Short exercise:
Pictures in the records should not be copied, but every other part must be repeated exactly.

Data:
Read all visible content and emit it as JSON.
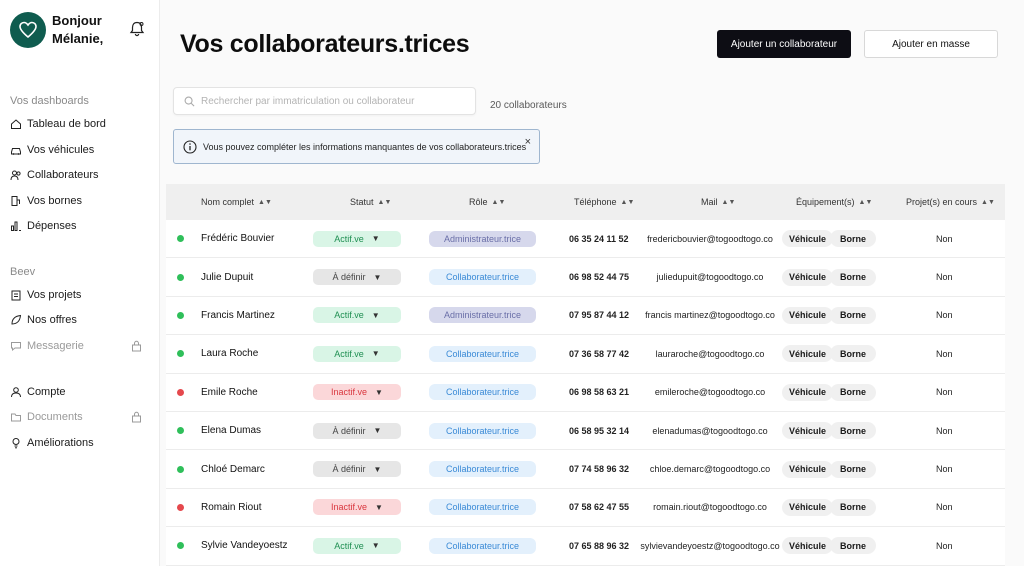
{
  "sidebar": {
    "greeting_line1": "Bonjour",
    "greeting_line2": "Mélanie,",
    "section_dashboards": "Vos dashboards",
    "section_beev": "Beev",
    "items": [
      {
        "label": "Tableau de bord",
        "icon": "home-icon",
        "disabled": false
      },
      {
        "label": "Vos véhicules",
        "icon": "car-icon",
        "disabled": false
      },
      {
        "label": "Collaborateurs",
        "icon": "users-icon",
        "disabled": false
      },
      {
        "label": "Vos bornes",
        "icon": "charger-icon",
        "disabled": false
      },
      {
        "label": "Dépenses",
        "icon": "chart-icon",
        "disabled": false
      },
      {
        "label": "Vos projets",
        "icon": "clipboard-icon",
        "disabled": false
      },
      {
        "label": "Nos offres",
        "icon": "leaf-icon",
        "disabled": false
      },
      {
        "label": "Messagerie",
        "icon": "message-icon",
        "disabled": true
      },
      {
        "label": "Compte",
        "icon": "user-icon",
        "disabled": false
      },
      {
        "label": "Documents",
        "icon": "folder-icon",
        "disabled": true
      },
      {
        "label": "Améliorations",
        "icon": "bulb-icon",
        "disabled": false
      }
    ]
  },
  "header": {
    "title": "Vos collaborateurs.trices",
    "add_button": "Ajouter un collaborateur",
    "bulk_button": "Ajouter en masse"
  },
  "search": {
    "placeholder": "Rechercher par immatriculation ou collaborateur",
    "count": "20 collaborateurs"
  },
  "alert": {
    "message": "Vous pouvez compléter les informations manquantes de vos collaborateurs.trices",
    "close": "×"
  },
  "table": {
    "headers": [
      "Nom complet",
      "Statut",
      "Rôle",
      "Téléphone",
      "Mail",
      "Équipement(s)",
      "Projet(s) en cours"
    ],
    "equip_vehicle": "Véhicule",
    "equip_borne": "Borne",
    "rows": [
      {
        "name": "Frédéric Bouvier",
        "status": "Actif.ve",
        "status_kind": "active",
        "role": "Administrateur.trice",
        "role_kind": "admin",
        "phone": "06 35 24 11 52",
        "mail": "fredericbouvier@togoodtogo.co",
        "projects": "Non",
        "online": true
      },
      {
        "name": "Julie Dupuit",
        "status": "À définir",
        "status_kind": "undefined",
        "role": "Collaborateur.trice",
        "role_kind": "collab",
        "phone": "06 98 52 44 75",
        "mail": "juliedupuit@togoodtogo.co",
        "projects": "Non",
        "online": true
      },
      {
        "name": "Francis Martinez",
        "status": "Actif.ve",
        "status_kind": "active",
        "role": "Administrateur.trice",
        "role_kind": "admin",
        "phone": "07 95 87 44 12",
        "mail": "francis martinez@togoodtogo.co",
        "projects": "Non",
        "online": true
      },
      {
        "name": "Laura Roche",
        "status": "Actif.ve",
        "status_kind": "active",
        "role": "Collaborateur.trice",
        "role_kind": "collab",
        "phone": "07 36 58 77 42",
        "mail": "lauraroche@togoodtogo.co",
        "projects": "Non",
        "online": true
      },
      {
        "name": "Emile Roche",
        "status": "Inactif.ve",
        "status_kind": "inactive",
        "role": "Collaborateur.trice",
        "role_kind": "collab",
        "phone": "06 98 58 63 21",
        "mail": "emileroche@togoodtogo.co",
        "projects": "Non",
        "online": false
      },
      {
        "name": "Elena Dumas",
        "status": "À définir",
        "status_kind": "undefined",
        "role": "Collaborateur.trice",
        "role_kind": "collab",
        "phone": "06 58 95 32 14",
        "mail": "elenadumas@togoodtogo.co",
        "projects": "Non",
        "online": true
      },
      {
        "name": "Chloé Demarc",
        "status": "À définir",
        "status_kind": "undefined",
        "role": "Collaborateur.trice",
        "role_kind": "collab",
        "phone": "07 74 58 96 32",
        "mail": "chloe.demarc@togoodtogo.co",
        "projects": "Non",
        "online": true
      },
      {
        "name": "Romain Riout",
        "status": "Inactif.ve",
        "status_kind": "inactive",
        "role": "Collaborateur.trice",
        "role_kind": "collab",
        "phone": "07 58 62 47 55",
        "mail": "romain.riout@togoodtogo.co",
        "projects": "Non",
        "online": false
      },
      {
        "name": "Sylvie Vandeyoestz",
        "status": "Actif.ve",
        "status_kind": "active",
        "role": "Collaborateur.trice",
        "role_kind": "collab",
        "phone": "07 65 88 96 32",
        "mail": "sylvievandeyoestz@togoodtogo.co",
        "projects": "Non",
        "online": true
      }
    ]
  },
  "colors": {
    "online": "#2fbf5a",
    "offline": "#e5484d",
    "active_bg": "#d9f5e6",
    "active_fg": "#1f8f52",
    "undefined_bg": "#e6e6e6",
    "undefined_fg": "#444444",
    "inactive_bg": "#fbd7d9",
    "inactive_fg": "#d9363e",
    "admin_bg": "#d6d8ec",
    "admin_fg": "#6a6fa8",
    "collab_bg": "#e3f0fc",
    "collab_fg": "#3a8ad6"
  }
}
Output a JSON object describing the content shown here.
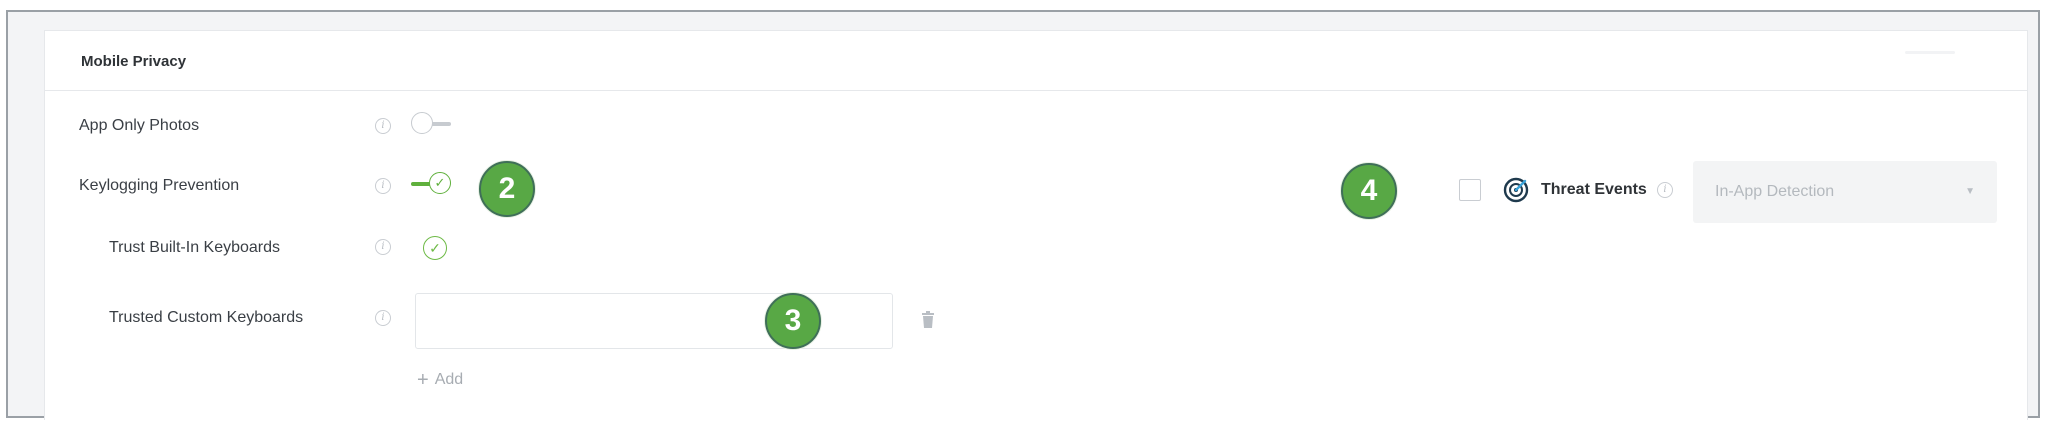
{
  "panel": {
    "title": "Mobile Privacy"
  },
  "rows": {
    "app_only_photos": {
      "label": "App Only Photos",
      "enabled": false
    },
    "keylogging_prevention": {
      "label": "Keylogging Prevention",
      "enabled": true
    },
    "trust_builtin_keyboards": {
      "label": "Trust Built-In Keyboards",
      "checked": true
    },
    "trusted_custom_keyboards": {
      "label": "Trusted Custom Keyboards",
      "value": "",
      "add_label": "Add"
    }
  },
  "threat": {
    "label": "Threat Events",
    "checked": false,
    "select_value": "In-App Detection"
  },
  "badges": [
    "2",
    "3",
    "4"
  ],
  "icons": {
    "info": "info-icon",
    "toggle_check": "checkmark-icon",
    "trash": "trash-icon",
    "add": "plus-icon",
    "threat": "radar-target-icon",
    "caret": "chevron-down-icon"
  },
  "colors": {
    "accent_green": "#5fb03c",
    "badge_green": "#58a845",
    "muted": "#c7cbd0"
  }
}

Solution for this problem:
Read all visible content and emit it as JSON.
{
  "sidebar": {
    "greeting_line1": "Bonjour",
    "greeting_line2": "Mélanie,",
    "section_dashboards": "Vos dashboards",
    "section_beev": "Beev",
    "items": [
      {
        "label": "Tableau de bord",
        "icon": "home-icon",
        "disabled": false
      },
      {
        "label": "Vos véhicules",
        "icon": "car-icon",
        "disabled": false
      },
      {
        "label": "Collaborateurs",
        "icon": "users-icon",
        "disabled": false
      },
      {
        "label": "Vos bornes",
        "icon": "charger-icon",
        "disabled": false
      },
      {
        "label": "Dépenses",
        "icon": "chart-icon",
        "disabled": false
      },
      {
        "label": "Vos projets",
        "icon": "clipboard-icon",
        "disabled": false
      },
      {
        "label": "Nos offres",
        "icon": "leaf-icon",
        "disabled": false
      },
      {
        "label": "Messagerie",
        "icon": "message-icon",
        "disabled": true
      },
      {
        "label": "Compte",
        "icon": "user-icon",
        "disabled": false
      },
      {
        "label": "Documents",
        "icon": "folder-icon",
        "disabled": true
      },
      {
        "label": "Améliorations",
        "icon": "bulb-icon",
        "disabled": false
      }
    ]
  },
  "header": {
    "title": "Vos collaborateurs.trices",
    "add_button": "Ajouter un collaborateur",
    "bulk_button": "Ajouter en masse"
  },
  "search": {
    "placeholder": "Rechercher par immatriculation ou collaborateur",
    "count": "20 collaborateurs"
  },
  "alert": {
    "message": "Vous pouvez compléter les informations manquantes de vos collaborateurs.trices",
    "close": "×"
  },
  "table": {
    "headers": [
      "Nom complet",
      "Statut",
      "Rôle",
      "Téléphone",
      "Mail",
      "Équipement(s)",
      "Projet(s) en cours"
    ],
    "equip_vehicle": "Véhicule",
    "equip_borne": "Borne",
    "rows": [
      {
        "name": "Frédéric Bouvier",
        "status": "Actif.ve",
        "status_kind": "active",
        "role": "Administrateur.trice",
        "role_kind": "admin",
        "phone": "06 35 24 11 52",
        "mail": "fredericbouvier@togoodtogo.co",
        "projects": "Non",
        "online": true
      },
      {
        "name": "Julie Dupuit",
        "status": "À définir",
        "status_kind": "undefined",
        "role": "Collaborateur.trice",
        "role_kind": "collab",
        "phone": "06 98 52 44 75",
        "mail": "juliedupuit@togoodtogo.co",
        "projects": "Non",
        "online": true
      },
      {
        "name": "Francis Martinez",
        "status": "Actif.ve",
        "status_kind": "active",
        "role": "Administrateur.trice",
        "role_kind": "admin",
        "phone": "07 95 87 44 12",
        "mail": "francis martinez@togoodtogo.co",
        "projects": "Non",
        "online": true
      },
      {
        "name": "Laura Roche",
        "status": "Actif.ve",
        "status_kind": "active",
        "role": "Collaborateur.trice",
        "role_kind": "collab",
        "phone": "07 36 58 77 42",
        "mail": "lauraroche@togoodtogo.co",
        "projects": "Non",
        "online": true
      },
      {
        "name": "Emile Roche",
        "status": "Inactif.ve",
        "status_kind": "inactive",
        "role": "Collaborateur.trice",
        "role_kind": "collab",
        "phone": "06 98 58 63 21",
        "mail": "emileroche@togoodtogo.co",
        "projects": "Non",
        "online": false
      },
      {
        "name": "Elena Dumas",
        "status": "À définir",
        "status_kind": "undefined",
        "role": "Collaborateur.trice",
        "role_kind": "collab",
        "phone": "06 58 95 32 14",
        "mail": "elenadumas@togoodtogo.co",
        "projects": "Non",
        "online": true
      },
      {
        "name": "Chloé Demarc",
        "status": "À définir",
        "status_kind": "undefined",
        "role": "Collaborateur.trice",
        "role_kind": "collab",
        "phone": "07 74 58 96 32",
        "mail": "chloe.demarc@togoodtogo.co",
        "projects": "Non",
        "online": true
      },
      {
        "name": "Romain Riout",
        "status": "Inactif.ve",
        "status_kind": "inactive",
        "role": "Collaborateur.trice",
        "role_kind": "collab",
        "phone": "07 58 62 47 55",
        "mail": "romain.riout@togoodtogo.co",
        "projects": "Non",
        "online": false
      },
      {
        "name": "Sylvie Vandeyoestz",
        "status": "Actif.ve",
        "status_kind": "active",
        "role": "Collaborateur.trice",
        "role_kind": "collab",
        "phone": "07 65 88 96 32",
        "mail": "sylvievandeyoestz@togoodtogo.co",
        "projects": "Non",
        "online": true
      }
    ]
  },
  "colors": {
    "online": "#2fbf5a",
    "offline": "#e5484d",
    "active_bg": "#d9f5e6",
    "active_fg": "#1f8f52",
    "undefined_bg": "#e6e6e6",
    "undefined_fg": "#444444",
    "inactive_bg": "#fbd7d9",
    "inactive_fg": "#d9363e",
    "admin_bg": "#d6d8ec",
    "admin_fg": "#6a6fa8",
    "collab_bg": "#e3f0fc",
    "collab_fg": "#3a8ad6"
  }
}
Output a JSON object describing the content shown here.
{
  "panel": {
    "title": "Mobile Privacy"
  },
  "rows": {
    "app_only_photos": {
      "label": "App Only Photos",
      "enabled": false
    },
    "keylogging_prevention": {
      "label": "Keylogging Prevention",
      "enabled": true
    },
    "trust_builtin_keyboards": {
      "label": "Trust Built-In Keyboards",
      "checked": true
    },
    "trusted_custom_keyboards": {
      "label": "Trusted Custom Keyboards",
      "value": "",
      "add_label": "Add"
    }
  },
  "threat": {
    "label": "Threat Events",
    "checked": false,
    "select_value": "In-App Detection"
  },
  "badges": [
    "2",
    "3",
    "4"
  ],
  "icons": {
    "info": "info-icon",
    "toggle_check": "checkmark-icon",
    "trash": "trash-icon",
    "add": "plus-icon",
    "threat": "radar-target-icon",
    "caret": "chevron-down-icon"
  },
  "colors": {
    "accent_green": "#5fb03c",
    "badge_green": "#58a845",
    "muted": "#c7cbd0"
  }
}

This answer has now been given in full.